▶ _AIM OF THE TASK_:
Transcribe each record exactly. Include every one.

▶ _LISTED ENTRIES_:
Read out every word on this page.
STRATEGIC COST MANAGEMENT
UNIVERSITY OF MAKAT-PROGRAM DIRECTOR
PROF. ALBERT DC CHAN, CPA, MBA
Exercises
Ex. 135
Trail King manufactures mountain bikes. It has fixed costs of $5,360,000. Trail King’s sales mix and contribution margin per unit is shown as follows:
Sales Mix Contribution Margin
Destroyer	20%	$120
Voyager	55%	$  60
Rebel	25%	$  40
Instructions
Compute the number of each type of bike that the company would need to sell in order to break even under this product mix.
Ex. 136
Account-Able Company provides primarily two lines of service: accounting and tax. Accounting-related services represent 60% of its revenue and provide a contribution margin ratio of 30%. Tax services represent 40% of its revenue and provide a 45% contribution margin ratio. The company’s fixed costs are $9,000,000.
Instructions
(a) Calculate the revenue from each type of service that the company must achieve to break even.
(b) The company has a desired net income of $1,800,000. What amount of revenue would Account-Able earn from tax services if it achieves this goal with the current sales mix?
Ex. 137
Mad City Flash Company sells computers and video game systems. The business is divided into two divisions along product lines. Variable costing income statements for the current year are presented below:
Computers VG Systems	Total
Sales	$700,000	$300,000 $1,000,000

▶ _SOLUTION TO THE PROBLEM_:
Read out every word on this page.
STRATEGIC COST MANAGEMENT
UNIVERSITY OF MAKAT-PROGRAM DIRECTOR
PROF. ALBERT DC CHAN, CPA, MBA
Exercises
Ex. 135
Trail King manufactures mountain bikes. It has fixed costs of $5,360,000. Trail King’s sales mix and contribution margin per unit is shown as follows:
Sales Mix Contribution Margin
Destroyer	20%	$120
Voyager	55%	$  60
Rebel	25%	$  40
Instructions
Compute the number of each type of bike that the company would need to sell in order to break even under this product mix.
Ex. 136
Account-Able Company provides primarily two lines of service: accounting and tax. Accounting-related services represent 60% of its revenue and provide a contribution margin ratio of 30%. Tax services represent 40% of its revenue and provide a 45% contribution margin ratio. The company’s fixed costs are $9,000,000.
Instructions
(a) Calculate the revenue from each type of service that the company must achieve to break even.
(b) The company has a desired net income of $1,800,000. What amount of revenue would Account-Able earn from tax services if it achieves this goal with the current sales mix?
Ex. 137
Mad City Flash Company sells computers and video game systems. The business is divided into two divisions along product lines. Variable costing income statements for the current year are presented below:
Computers VG Systems	Total
Sales	$700,000	$300,000 $1,000,000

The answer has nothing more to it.